--- BEGIN Task data ---

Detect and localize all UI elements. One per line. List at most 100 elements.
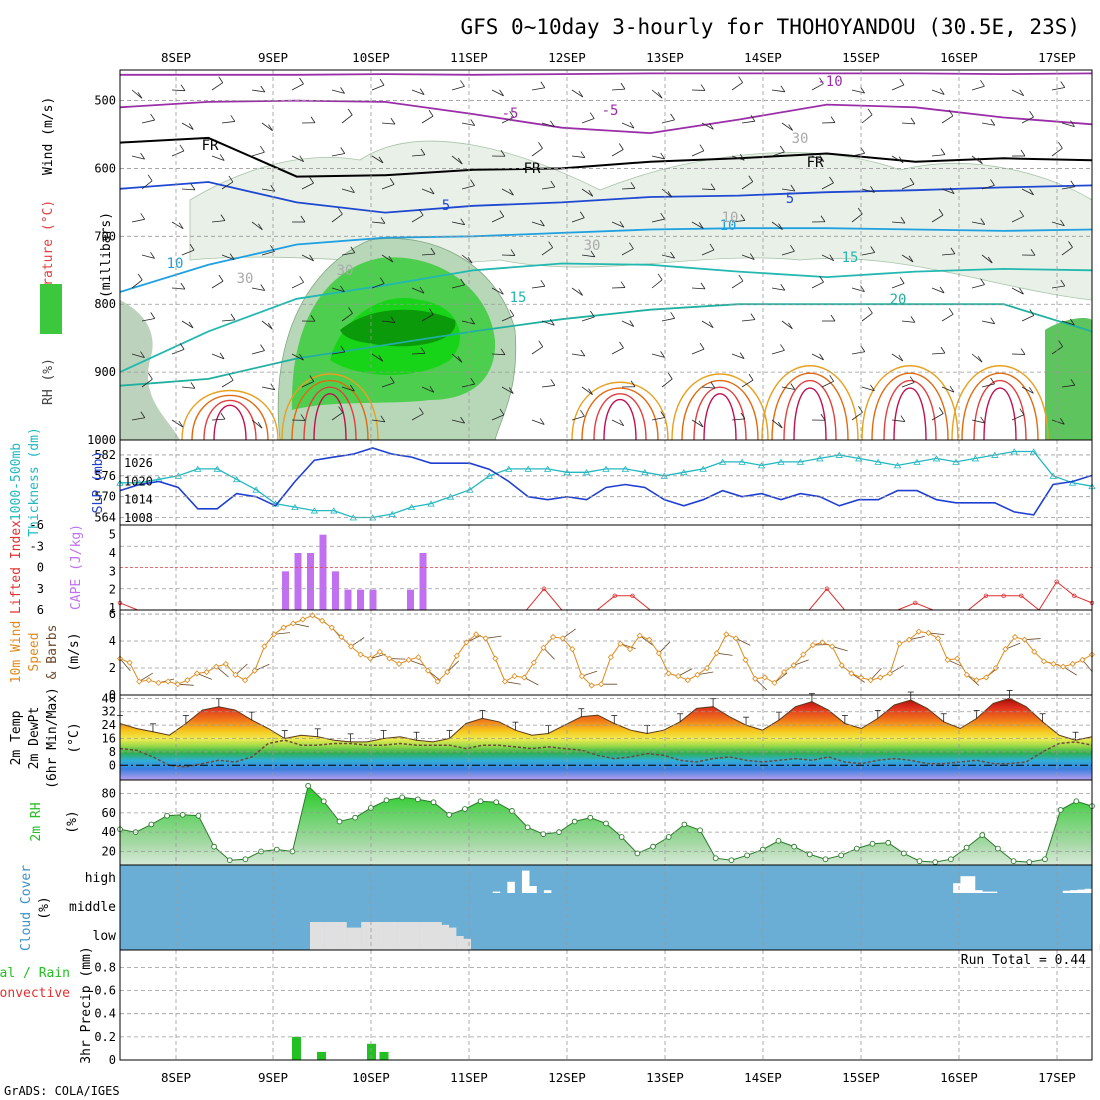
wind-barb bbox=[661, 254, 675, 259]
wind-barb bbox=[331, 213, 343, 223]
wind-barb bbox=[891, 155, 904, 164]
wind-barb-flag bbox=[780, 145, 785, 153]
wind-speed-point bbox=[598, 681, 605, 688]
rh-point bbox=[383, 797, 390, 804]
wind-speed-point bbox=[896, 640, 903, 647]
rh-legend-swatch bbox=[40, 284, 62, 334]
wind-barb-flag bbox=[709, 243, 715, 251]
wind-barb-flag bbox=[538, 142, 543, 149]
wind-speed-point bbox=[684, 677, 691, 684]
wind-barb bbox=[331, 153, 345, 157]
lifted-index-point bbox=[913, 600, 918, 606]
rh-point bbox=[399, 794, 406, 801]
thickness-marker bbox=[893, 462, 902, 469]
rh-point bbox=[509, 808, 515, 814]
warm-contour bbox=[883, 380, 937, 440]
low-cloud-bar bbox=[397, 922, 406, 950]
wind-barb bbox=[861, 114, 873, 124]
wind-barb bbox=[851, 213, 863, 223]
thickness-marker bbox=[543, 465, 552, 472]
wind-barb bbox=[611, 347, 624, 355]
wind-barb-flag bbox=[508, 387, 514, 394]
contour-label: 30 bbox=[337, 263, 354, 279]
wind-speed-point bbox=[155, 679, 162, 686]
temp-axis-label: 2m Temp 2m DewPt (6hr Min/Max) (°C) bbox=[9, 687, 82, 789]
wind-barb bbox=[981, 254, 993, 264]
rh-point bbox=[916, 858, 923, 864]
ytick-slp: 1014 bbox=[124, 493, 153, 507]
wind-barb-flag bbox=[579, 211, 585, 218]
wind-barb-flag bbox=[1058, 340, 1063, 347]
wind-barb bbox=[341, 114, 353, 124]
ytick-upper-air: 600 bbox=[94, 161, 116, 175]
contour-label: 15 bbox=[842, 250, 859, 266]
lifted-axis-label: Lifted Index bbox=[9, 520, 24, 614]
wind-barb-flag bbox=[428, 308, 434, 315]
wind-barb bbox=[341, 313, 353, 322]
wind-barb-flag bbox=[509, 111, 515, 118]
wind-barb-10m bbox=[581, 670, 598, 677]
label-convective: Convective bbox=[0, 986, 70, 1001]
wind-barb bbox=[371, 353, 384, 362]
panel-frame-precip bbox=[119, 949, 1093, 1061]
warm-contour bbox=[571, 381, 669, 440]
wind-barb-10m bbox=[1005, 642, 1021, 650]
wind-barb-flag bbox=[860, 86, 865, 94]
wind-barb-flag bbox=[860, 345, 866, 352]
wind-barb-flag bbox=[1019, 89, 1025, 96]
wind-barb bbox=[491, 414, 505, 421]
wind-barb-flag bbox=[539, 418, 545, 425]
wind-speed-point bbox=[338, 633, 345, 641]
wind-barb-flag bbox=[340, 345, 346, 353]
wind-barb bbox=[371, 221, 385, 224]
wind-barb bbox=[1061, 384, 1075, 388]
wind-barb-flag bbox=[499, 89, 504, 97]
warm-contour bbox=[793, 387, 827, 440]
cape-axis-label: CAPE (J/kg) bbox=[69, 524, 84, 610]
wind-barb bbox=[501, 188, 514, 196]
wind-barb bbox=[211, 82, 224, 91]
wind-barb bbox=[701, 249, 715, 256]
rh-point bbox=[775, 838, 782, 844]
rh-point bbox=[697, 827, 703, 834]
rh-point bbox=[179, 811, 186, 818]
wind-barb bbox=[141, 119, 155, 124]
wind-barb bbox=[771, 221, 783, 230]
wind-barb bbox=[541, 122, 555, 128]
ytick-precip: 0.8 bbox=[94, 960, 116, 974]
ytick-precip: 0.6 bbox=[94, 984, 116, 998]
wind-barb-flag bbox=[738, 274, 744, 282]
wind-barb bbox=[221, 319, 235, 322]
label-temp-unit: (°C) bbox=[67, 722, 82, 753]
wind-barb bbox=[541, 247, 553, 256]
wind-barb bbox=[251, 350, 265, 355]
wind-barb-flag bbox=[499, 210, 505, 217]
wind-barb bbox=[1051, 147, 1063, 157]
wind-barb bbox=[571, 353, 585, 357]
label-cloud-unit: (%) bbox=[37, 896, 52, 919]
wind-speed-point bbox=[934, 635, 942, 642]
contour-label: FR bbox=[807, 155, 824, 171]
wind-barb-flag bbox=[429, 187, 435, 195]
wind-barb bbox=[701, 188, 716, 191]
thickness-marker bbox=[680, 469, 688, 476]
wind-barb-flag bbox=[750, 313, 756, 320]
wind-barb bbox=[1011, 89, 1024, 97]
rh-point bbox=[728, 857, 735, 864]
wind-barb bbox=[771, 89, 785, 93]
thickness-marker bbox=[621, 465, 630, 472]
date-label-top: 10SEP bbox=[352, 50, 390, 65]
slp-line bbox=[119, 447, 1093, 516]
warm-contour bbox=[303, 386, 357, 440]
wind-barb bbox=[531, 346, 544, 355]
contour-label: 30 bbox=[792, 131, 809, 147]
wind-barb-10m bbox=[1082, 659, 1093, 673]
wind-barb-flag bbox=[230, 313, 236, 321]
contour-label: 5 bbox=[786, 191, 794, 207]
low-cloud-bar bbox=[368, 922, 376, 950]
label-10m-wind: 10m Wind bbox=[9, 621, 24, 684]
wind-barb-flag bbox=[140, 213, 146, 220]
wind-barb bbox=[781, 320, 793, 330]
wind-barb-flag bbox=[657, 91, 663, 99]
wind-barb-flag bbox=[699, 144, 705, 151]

--- END Task data ---
--- BEGIN Task data ---

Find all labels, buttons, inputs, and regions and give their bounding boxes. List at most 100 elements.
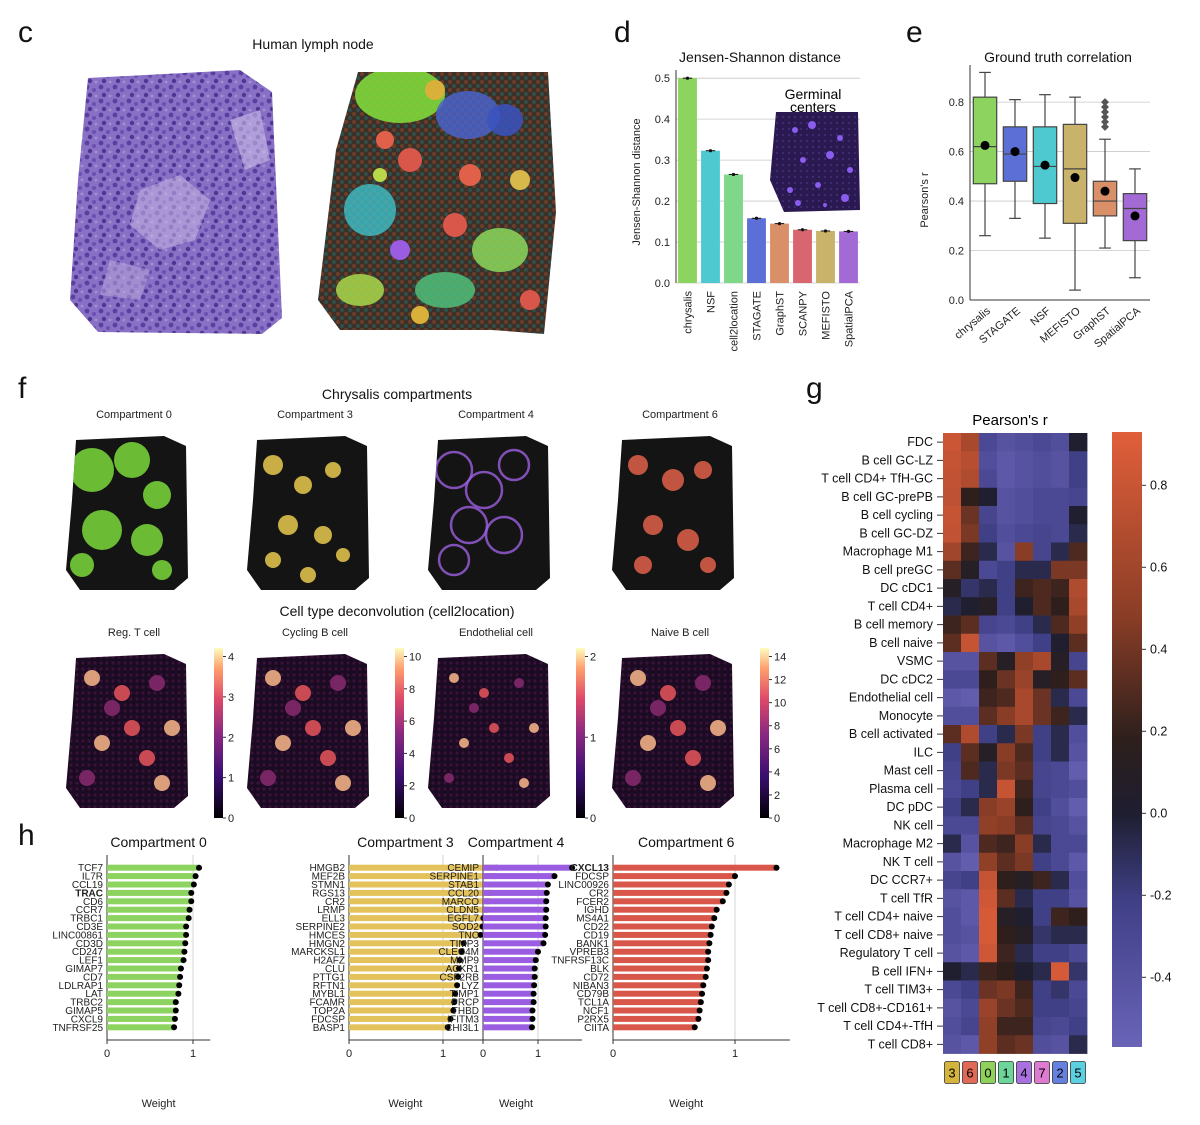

--- END Task data ---

**Written task**
Print the records shown above exactly as they appear, covering everything from the line containing "Detect and localize" down to the line containing "thickness-marker bbox=[893, 462, 902, 469]", and leave the pictures out.

**Written answer**
Detect and localize all UI elements. One per line. List at most 100 elements.
wind-barb bbox=[661, 254, 675, 259]
wind-barb bbox=[331, 213, 343, 223]
wind-barb bbox=[891, 155, 904, 164]
wind-barb-flag bbox=[780, 145, 785, 153]
wind-speed-point bbox=[598, 681, 605, 688]
rh-point bbox=[383, 797, 390, 804]
wind-speed-point bbox=[896, 640, 903, 647]
rh-legend-swatch bbox=[40, 284, 62, 334]
wind-barb-flag bbox=[709, 243, 715, 251]
wind-barb-flag bbox=[538, 142, 543, 149]
wind-speed-point bbox=[684, 677, 691, 684]
wind-barb bbox=[331, 153, 345, 157]
lifted-index-point bbox=[913, 600, 918, 606]
rh-point bbox=[399, 794, 406, 801]
thickness-marker bbox=[893, 462, 902, 469]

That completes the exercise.